Work required - Reproduce the listing below character for character; drop every image.

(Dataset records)
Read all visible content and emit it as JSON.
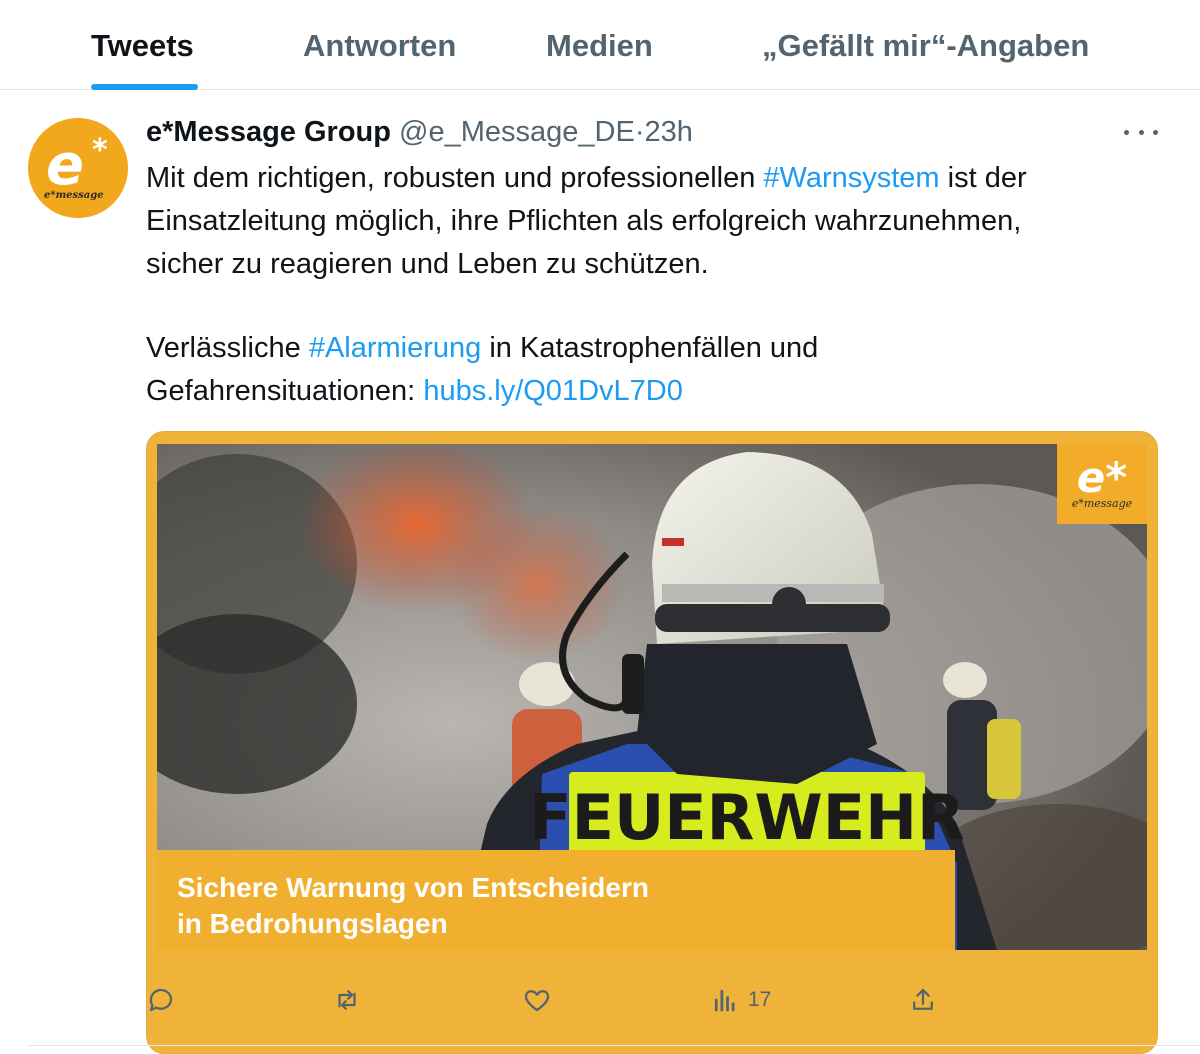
{
  "tabs": [
    {
      "label": "Tweets",
      "active": true
    },
    {
      "label": "Antworten",
      "active": false
    },
    {
      "label": "Medien",
      "active": false
    },
    {
      "label": "„Gefällt mir“-Angaben",
      "active": false
    }
  ],
  "tweet": {
    "author_name": "e*Message Group",
    "handle": "@e_Message_DE",
    "separator": "·",
    "time": "23h",
    "more_icon": "more-horizontal-icon",
    "avatar": {
      "logo_letter": "e*",
      "logo_text": "e*message",
      "color": "#f2a81d"
    },
    "text": {
      "p1_l1_a": "Mit dem richtigen, robusten und professionellen ",
      "p1_l1_tag": "#Warnsystem",
      "p1_l1_b": " ist der",
      "p1_l2": "Einsatzleitung möglich, ihre Pflichten als erfolgreich wahrzunehmen,",
      "p1_l3": "sicher zu reagieren und Leben zu schützen.",
      "p2_l1_a": "Verlässliche ",
      "p2_l1_tag": "#Alarmierung",
      "p2_l1_b": " in Katastrophenfällen und",
      "p2_l2_a": "Gefahrensituationen: ",
      "p2_l2_link": "hubs.ly/Q01DvL7D0"
    },
    "media": {
      "logo_letter": "e*",
      "logo_text": "e*message",
      "vest_text": "FEUERWEHR",
      "caption_line1": "Sichere Warnung von Entscheidern",
      "caption_line2": "in Bedrohungslagen",
      "accent_color": "#f0b33a"
    },
    "actions": {
      "reply_icon": "reply-icon",
      "retweet_icon": "retweet-icon",
      "like_icon": "heart-icon",
      "views_icon": "views-icon",
      "views_count": "17",
      "share_icon": "share-icon"
    }
  },
  "colors": {
    "link": "#1d9bf0",
    "muted": "#536471",
    "text": "#0f1419"
  }
}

Written response -
Read all visible content and emit it as JSON.
{
  "tabs": [
    {
      "label": "Tweets",
      "active": true
    },
    {
      "label": "Antworten",
      "active": false
    },
    {
      "label": "Medien",
      "active": false
    },
    {
      "label": "„Gefällt mir“-Angaben",
      "active": false
    }
  ],
  "tweet": {
    "author_name": "e*Message Group",
    "handle": "@e_Message_DE",
    "separator": "·",
    "time": "23h",
    "more_icon": "more-horizontal-icon",
    "avatar": {
      "logo_letter": "e*",
      "logo_text": "e*message",
      "color": "#f2a81d"
    },
    "text": {
      "p1_l1_a": "Mit dem richtigen, robusten und professionellen ",
      "p1_l1_tag": "#Warnsystem",
      "p1_l1_b": " ist der",
      "p1_l2": "Einsatzleitung möglich, ihre Pflichten als erfolgreich wahrzunehmen,",
      "p1_l3": "sicher zu reagieren und Leben zu schützen.",
      "p2_l1_a": "Verlässliche ",
      "p2_l1_tag": "#Alarmierung",
      "p2_l1_b": " in Katastrophenfällen und",
      "p2_l2_a": "Gefahrensituationen: ",
      "p2_l2_link": "hubs.ly/Q01DvL7D0"
    },
    "media": {
      "logo_letter": "e*",
      "logo_text": "e*message",
      "vest_text": "FEUERWEHR",
      "caption_line1": "Sichere Warnung von Entscheidern",
      "caption_line2": "in Bedrohungslagen",
      "accent_color": "#f0b33a"
    },
    "actions": {
      "reply_icon": "reply-icon",
      "retweet_icon": "retweet-icon",
      "like_icon": "heart-icon",
      "views_icon": "views-icon",
      "views_count": "17",
      "share_icon": "share-icon"
    }
  },
  "colors": {
    "link": "#1d9bf0",
    "muted": "#536471",
    "text": "#0f1419"
  }
}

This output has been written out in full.